- _TASK INSTRUCTIONS_:
Search the data for the word "أرحم". Reproduce every line where it is found.

- _DATA SUPPLIED_:
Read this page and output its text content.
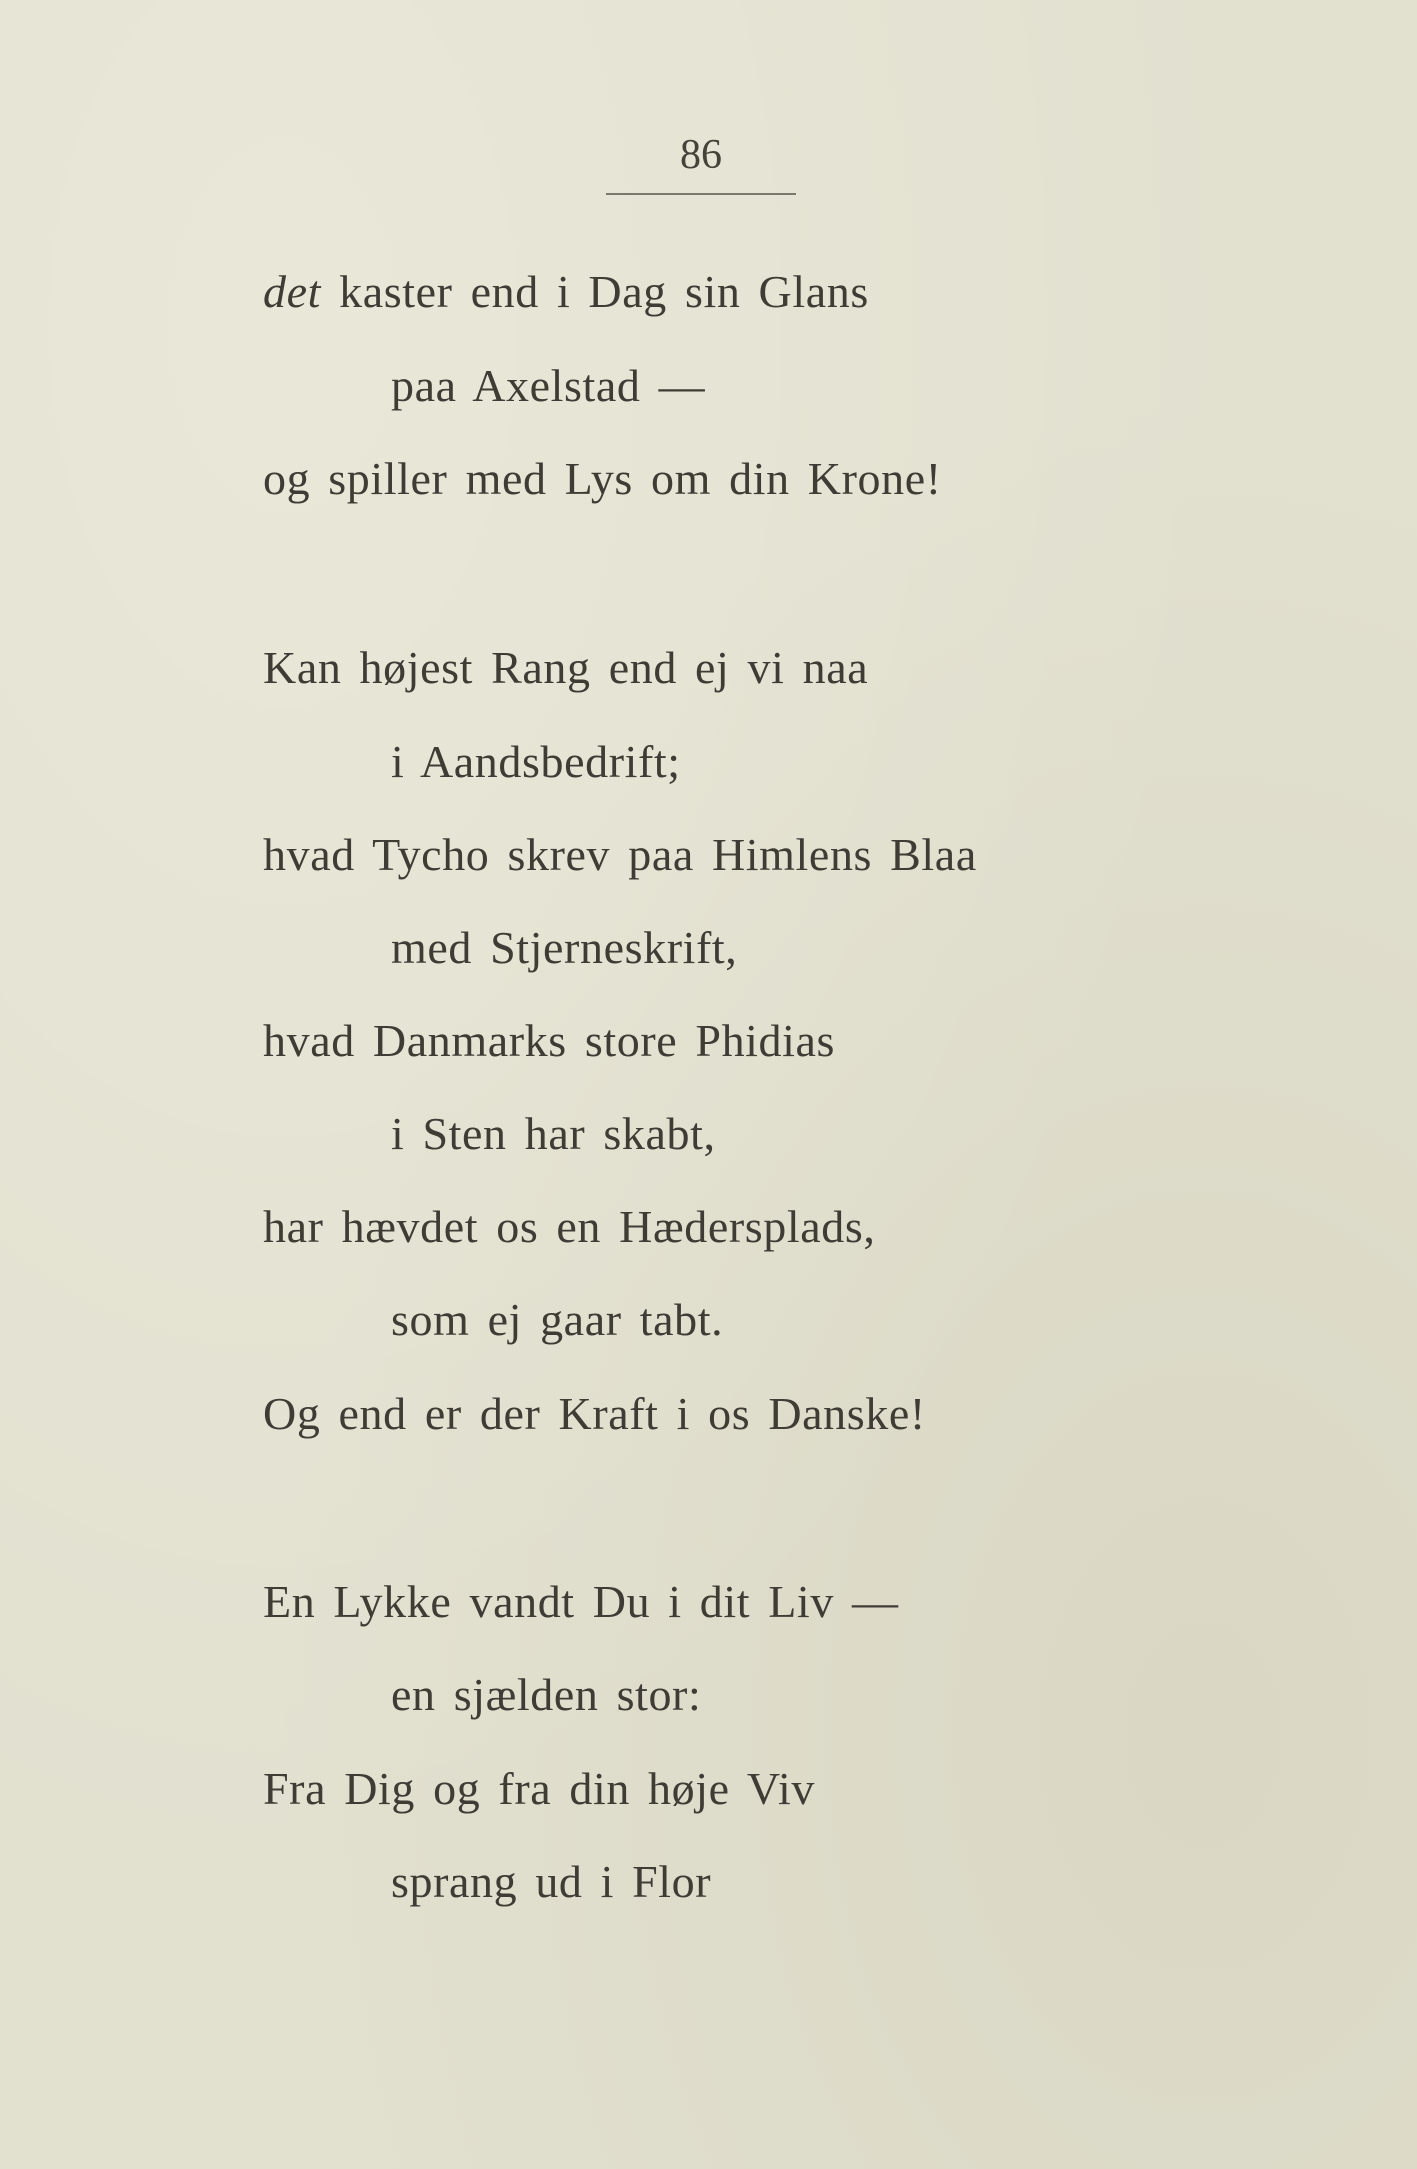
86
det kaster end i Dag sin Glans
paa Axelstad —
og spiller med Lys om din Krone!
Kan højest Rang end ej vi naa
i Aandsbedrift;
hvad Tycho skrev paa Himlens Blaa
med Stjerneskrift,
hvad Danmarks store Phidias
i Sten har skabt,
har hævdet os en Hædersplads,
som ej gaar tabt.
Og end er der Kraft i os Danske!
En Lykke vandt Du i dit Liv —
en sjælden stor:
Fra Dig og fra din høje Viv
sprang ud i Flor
---
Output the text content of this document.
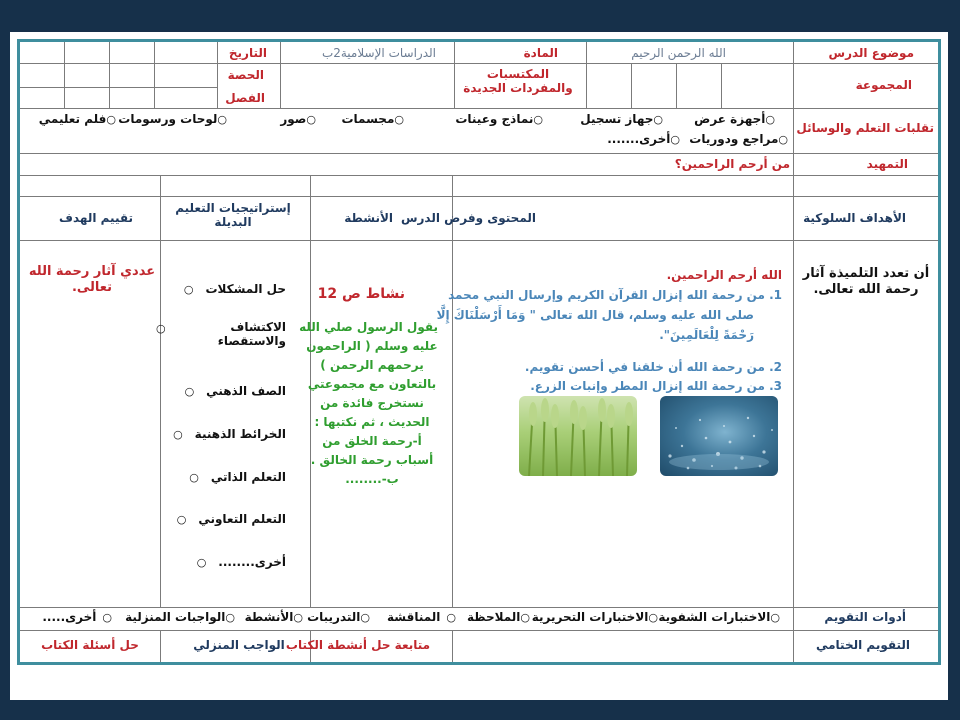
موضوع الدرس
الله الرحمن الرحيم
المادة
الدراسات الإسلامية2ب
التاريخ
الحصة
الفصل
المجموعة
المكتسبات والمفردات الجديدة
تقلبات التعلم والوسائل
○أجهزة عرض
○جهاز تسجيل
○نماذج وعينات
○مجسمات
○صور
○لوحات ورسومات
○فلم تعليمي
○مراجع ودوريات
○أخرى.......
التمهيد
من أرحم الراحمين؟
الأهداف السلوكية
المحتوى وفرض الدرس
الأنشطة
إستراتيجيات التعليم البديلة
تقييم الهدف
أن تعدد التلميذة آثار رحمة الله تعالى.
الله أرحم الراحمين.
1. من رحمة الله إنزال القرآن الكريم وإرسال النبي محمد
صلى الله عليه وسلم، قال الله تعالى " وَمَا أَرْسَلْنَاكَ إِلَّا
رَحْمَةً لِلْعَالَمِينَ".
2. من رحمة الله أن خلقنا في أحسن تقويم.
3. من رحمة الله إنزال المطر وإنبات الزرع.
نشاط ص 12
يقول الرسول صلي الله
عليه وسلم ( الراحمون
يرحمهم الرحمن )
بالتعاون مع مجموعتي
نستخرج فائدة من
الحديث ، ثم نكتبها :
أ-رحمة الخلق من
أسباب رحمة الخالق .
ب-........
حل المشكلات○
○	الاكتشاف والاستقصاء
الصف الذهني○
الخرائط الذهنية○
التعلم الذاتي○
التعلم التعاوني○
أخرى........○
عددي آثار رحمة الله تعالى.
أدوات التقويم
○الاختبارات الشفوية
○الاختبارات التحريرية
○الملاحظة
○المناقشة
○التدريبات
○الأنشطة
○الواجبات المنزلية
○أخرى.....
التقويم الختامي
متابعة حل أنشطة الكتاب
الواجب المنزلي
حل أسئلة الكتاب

- _COMPLETE OUTPUT_:
من أرحم الراحمين؟
الله أرحم الراحمين.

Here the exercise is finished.